● **TASK DESCRIPTION**:
Filter the listing and keep only the lines with the word "track".

────────────────────

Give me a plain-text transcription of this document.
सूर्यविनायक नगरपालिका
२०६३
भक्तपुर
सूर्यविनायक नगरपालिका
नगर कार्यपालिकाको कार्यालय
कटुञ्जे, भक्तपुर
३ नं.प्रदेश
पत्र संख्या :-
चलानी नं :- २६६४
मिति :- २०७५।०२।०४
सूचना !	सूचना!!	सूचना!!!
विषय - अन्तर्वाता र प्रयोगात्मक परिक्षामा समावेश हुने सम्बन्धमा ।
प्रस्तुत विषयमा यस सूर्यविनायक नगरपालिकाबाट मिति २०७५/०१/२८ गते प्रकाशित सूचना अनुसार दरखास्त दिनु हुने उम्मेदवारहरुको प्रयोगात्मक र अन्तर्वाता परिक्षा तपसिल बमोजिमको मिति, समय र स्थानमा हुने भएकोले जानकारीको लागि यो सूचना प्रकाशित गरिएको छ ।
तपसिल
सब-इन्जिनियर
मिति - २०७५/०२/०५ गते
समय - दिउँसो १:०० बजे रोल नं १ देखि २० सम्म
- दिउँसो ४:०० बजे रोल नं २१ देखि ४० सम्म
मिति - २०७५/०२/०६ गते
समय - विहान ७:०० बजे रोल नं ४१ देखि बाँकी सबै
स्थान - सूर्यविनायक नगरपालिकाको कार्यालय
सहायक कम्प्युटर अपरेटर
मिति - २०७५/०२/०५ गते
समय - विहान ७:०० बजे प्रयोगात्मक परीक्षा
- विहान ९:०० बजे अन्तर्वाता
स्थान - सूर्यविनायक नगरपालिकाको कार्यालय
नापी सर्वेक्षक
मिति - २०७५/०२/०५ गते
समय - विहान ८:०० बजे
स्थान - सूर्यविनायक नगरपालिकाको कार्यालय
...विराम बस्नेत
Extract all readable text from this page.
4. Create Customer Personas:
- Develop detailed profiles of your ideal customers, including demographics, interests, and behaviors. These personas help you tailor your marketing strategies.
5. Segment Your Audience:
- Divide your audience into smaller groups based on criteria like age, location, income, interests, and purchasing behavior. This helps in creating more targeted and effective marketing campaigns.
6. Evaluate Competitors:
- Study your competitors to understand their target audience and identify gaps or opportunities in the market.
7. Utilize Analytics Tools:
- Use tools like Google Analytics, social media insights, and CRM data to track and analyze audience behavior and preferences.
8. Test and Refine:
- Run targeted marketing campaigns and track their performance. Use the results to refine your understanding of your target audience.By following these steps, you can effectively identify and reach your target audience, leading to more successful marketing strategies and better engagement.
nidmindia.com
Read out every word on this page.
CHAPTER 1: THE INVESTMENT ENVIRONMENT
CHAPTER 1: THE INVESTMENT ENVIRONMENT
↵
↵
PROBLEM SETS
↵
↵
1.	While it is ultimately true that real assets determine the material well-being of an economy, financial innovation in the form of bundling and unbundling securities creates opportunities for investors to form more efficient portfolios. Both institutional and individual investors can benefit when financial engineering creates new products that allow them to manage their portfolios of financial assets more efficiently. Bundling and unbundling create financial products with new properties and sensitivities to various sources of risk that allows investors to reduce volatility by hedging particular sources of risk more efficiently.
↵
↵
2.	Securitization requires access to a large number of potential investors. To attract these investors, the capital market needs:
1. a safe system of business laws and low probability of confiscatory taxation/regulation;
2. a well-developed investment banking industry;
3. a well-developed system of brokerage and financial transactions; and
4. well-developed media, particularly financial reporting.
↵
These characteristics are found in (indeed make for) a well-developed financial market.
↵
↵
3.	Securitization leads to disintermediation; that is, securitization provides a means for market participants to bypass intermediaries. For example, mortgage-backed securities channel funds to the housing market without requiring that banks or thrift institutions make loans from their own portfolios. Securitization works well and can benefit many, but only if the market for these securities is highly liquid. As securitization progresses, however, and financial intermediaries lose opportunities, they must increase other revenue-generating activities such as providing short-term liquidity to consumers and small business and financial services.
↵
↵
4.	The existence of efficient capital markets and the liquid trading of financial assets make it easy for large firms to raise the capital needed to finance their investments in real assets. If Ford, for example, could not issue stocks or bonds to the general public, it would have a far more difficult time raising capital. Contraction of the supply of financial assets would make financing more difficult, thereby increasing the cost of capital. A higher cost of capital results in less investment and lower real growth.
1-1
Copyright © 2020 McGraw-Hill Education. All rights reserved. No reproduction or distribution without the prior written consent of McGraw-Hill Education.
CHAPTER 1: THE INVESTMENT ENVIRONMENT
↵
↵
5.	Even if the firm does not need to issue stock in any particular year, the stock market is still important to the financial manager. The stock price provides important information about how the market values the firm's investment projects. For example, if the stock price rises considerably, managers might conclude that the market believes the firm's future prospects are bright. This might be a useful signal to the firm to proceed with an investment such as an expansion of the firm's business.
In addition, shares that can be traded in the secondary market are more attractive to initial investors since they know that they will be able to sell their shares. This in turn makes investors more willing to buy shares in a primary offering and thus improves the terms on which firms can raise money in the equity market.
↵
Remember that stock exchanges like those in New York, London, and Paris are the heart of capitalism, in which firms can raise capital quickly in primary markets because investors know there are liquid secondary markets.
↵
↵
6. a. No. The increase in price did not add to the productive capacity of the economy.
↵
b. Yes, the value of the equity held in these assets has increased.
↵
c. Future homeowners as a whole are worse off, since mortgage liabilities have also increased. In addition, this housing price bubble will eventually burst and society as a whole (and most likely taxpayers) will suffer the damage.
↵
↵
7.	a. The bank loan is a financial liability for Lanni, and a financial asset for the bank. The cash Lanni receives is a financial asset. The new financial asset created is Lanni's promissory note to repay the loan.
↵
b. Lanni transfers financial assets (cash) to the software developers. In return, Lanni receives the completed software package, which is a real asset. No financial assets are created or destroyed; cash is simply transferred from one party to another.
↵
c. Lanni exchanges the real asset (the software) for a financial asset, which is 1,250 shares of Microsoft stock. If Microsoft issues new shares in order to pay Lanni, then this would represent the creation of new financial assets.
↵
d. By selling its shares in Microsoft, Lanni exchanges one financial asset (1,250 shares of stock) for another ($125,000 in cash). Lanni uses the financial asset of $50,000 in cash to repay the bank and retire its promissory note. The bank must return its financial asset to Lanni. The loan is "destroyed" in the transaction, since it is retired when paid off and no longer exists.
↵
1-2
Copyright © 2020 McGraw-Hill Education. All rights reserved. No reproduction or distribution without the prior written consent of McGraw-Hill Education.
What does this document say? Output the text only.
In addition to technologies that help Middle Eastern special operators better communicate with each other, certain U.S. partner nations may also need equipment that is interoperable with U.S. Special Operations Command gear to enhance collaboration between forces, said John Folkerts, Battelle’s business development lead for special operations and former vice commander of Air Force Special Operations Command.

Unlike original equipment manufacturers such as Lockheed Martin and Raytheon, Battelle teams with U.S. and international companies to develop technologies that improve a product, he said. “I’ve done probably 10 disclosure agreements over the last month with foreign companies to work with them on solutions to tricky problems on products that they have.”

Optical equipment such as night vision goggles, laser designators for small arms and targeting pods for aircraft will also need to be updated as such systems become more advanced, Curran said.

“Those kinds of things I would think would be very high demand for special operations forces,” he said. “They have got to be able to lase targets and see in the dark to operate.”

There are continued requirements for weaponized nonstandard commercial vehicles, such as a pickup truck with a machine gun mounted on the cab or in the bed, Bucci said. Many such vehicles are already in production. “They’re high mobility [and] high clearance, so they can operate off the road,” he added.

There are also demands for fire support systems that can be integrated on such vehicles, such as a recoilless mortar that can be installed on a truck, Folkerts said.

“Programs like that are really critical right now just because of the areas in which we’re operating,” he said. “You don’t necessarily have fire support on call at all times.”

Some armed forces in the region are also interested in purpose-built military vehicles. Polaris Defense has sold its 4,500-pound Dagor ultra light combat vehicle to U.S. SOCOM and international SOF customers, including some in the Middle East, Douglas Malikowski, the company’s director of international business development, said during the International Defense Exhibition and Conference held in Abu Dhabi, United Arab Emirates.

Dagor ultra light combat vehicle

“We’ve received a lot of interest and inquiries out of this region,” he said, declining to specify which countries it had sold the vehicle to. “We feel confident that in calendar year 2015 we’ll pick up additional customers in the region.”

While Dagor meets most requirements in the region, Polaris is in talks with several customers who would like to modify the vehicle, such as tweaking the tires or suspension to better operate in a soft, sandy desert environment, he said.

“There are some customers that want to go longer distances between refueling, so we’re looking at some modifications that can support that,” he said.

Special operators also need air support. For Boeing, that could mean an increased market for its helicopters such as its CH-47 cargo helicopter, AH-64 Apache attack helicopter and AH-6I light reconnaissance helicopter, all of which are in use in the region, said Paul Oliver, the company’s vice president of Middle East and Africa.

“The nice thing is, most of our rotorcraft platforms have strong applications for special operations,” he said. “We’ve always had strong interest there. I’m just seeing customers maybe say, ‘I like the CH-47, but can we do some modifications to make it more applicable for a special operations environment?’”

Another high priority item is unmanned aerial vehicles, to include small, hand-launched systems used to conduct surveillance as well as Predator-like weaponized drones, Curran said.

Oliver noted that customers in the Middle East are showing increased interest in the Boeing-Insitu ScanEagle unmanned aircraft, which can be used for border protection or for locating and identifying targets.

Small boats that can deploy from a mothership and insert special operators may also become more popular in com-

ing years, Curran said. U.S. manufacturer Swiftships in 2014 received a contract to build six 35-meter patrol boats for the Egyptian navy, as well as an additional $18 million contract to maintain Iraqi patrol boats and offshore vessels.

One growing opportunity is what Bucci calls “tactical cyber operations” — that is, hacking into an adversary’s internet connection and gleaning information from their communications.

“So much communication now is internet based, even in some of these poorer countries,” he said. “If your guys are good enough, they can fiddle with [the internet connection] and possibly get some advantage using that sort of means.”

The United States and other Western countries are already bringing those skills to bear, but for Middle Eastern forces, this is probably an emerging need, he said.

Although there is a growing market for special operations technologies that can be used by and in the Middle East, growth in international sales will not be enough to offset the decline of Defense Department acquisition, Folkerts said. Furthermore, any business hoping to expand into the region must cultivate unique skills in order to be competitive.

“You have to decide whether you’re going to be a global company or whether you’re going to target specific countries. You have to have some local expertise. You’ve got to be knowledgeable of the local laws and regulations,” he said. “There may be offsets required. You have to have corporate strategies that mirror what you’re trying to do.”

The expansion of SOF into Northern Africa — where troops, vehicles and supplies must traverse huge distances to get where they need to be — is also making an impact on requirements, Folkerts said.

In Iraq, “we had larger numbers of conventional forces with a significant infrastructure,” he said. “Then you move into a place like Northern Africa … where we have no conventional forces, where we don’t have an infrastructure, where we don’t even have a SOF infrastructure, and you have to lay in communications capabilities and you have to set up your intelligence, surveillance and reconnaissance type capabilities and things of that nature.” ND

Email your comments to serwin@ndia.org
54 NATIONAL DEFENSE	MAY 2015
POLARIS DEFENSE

────────────────────

● **RESULT OF THIS EXERCISE**:
- Use tools like Google Analytics, social media insights, and CRM data to track and analyze audience behavior and preferences.
- Run targeted marketing campaigns and track their performance. Use the results to refine your understanding of your target audience.By following these steps, you can effectively identify and reach your target audience, leading to more successful marketing strategies and better engagement.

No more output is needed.